* _PROBLEM_: In the material below, find every line with "this" and pull it out.
--- START OF SUPPLIED RECORDS ---
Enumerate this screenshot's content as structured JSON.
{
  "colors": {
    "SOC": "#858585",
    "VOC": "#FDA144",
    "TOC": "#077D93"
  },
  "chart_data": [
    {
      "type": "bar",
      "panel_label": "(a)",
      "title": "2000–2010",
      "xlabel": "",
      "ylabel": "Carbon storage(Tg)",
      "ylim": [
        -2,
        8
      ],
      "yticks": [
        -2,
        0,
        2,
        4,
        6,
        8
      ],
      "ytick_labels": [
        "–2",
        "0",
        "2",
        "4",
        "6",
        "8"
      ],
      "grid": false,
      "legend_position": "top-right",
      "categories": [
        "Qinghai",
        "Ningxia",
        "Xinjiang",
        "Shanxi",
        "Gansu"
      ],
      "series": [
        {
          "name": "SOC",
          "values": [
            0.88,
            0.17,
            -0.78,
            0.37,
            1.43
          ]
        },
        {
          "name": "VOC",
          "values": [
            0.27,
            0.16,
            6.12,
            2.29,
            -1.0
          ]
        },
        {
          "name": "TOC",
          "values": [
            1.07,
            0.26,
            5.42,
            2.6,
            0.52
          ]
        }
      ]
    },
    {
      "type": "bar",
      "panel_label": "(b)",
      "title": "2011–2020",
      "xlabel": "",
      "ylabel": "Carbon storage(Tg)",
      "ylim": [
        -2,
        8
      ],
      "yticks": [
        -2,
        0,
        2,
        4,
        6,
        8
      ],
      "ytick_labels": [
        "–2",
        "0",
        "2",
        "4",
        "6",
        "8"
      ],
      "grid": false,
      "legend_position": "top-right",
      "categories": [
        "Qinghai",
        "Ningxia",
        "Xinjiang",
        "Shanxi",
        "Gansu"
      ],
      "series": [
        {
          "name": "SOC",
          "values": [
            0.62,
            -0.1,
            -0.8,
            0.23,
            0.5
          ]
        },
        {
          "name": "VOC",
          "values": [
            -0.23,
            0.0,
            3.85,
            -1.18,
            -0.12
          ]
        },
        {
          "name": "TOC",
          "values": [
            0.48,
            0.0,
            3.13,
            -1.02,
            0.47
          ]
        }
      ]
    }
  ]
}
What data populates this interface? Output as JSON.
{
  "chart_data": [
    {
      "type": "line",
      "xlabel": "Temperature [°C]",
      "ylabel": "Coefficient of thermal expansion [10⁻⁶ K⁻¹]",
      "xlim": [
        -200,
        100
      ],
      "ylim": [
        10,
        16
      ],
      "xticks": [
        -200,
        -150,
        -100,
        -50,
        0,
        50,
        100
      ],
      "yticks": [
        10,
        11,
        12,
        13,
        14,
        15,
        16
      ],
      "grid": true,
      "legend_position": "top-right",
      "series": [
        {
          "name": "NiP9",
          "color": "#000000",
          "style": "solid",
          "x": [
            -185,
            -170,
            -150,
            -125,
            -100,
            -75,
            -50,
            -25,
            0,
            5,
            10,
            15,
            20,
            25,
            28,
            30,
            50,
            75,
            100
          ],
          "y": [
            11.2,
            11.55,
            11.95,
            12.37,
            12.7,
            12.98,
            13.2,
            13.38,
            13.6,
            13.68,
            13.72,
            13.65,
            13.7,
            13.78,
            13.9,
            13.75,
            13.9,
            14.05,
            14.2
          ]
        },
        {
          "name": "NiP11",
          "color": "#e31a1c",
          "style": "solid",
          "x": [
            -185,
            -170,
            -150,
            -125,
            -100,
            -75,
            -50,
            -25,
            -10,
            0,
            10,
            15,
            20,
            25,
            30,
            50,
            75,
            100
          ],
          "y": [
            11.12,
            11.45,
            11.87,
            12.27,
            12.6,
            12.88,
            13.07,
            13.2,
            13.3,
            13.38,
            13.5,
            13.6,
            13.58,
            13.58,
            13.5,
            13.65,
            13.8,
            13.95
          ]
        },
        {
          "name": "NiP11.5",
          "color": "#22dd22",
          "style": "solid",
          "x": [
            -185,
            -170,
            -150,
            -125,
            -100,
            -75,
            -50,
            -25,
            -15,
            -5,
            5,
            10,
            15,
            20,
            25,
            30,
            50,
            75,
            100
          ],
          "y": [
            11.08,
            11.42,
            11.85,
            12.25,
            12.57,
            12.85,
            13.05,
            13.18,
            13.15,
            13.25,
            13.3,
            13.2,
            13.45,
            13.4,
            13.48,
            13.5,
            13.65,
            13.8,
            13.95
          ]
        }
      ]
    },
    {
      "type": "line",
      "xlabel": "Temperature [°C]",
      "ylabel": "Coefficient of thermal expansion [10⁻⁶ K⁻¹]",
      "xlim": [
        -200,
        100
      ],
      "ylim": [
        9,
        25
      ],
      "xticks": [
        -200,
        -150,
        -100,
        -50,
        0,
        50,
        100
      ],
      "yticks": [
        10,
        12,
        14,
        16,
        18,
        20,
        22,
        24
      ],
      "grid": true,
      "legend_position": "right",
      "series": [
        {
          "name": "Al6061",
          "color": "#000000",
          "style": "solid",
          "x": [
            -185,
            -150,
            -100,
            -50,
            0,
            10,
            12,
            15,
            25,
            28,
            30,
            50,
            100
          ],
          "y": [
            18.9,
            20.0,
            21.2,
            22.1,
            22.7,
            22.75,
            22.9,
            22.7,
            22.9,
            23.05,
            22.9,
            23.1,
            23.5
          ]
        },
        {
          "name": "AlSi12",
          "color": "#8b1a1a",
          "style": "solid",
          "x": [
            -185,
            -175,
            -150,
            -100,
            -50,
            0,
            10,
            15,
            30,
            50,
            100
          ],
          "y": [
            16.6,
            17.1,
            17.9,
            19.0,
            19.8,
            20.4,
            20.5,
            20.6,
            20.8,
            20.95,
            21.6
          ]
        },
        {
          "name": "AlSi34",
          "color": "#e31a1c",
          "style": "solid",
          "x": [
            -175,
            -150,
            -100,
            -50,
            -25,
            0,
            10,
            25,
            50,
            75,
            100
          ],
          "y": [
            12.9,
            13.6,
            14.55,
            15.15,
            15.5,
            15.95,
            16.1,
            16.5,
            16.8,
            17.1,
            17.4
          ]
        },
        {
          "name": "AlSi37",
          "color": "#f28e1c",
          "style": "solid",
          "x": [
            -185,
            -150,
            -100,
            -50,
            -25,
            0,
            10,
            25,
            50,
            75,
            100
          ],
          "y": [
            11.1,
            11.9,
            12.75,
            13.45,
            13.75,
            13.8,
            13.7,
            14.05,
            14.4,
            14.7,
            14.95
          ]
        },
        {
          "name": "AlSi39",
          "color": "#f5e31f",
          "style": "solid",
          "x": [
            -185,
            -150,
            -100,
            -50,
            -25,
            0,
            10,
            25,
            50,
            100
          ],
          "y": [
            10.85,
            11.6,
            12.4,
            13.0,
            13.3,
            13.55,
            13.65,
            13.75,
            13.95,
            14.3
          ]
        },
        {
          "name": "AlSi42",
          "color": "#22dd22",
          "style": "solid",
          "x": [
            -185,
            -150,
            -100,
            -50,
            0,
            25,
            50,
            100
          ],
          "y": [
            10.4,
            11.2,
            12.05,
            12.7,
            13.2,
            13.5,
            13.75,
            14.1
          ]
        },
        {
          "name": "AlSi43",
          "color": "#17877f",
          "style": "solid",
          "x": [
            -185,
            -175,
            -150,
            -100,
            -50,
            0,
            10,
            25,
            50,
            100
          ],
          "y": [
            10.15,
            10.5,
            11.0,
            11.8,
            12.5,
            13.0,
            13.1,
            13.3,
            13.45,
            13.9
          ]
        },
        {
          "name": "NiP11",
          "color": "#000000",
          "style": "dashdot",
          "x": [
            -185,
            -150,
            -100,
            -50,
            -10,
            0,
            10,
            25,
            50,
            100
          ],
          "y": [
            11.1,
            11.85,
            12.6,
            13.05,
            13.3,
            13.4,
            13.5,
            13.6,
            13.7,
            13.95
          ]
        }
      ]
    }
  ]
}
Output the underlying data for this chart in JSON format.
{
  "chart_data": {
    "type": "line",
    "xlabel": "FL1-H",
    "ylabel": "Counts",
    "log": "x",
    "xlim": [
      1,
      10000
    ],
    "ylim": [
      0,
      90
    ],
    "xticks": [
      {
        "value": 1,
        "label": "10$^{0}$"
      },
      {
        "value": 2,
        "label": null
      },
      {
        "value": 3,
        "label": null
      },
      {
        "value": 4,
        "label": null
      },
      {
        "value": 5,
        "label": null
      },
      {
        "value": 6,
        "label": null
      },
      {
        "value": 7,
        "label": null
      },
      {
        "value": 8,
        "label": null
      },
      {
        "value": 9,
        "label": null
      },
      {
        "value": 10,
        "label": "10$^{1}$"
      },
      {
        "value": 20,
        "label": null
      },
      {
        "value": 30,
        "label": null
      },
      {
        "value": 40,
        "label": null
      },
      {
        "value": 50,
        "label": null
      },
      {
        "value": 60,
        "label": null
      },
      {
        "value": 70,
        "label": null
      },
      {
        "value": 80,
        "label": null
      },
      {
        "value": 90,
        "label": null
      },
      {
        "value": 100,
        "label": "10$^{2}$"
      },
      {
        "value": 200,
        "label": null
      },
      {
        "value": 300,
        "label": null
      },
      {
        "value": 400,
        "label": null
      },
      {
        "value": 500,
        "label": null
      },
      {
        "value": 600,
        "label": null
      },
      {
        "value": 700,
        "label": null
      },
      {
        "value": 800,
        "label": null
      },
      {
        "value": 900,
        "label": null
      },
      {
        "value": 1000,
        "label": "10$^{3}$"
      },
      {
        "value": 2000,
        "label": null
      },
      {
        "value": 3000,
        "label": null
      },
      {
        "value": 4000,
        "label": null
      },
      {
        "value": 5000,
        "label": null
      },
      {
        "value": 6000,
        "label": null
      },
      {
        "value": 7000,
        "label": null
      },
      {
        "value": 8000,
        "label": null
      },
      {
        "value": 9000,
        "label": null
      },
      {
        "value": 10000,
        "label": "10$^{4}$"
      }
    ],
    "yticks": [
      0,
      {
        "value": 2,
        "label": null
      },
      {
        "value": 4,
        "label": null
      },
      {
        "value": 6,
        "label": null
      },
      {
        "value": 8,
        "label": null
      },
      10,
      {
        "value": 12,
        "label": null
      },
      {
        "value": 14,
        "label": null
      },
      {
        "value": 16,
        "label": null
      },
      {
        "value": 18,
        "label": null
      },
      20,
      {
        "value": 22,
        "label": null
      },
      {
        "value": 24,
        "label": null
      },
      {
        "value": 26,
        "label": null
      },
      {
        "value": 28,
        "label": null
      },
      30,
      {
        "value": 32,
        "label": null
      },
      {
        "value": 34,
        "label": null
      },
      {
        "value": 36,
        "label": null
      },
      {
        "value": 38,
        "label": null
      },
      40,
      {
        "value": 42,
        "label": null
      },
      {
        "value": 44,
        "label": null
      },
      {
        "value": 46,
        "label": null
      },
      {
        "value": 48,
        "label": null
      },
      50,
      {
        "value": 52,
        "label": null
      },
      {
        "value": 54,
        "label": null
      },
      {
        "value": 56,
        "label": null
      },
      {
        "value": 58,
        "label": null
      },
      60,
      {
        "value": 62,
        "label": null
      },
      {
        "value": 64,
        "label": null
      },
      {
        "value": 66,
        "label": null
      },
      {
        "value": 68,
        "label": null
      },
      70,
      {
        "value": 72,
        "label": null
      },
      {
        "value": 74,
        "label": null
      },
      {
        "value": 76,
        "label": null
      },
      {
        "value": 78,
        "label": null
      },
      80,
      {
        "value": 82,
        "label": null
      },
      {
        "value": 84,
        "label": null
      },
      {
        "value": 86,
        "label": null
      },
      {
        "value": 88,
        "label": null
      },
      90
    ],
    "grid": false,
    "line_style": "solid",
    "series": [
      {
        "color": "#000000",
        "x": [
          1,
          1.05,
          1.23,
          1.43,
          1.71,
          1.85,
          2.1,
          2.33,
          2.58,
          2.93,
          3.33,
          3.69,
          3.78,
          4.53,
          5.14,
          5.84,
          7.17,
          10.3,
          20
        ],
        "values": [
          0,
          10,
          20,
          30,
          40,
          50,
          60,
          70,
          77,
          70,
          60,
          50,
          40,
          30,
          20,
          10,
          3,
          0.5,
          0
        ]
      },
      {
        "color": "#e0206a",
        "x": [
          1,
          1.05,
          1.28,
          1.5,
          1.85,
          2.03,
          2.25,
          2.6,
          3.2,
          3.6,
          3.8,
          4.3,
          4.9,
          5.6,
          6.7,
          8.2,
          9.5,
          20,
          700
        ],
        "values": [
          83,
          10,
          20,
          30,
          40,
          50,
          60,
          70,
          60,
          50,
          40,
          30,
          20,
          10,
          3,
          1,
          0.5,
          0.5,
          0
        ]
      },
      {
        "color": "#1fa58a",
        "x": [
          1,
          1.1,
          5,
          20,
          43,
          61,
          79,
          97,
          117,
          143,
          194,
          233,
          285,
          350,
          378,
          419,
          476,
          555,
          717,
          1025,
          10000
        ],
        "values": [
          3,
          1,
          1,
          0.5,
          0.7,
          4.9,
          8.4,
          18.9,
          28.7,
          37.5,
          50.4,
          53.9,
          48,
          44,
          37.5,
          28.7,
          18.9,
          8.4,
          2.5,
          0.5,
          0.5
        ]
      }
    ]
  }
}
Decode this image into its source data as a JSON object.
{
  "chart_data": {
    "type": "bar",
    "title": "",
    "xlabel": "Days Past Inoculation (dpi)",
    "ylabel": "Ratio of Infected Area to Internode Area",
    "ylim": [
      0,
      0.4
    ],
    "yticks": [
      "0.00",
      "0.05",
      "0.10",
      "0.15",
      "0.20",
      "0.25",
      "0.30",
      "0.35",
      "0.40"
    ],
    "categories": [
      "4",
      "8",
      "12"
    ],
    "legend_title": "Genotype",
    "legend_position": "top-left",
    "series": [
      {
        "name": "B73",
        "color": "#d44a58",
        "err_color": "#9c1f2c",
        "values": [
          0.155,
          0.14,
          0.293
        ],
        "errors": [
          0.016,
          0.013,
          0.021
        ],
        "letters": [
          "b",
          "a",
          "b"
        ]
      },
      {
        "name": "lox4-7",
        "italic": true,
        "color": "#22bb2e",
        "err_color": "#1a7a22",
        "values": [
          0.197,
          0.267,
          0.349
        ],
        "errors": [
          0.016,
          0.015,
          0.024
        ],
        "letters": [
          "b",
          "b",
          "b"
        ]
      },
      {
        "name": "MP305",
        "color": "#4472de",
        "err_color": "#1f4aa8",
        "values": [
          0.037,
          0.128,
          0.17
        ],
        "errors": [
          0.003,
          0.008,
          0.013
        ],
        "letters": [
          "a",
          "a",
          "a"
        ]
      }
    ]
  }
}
--- END OF SUPPLIED RECORDS ---
* _PROBLEM SOLUTION_:
Enumerate this screenshot's content as structured JSON.
What data populates this interface? Output as JSON.
Output the underlying data for this chart in JSON format.
Decode this image into its source data as a JSON object.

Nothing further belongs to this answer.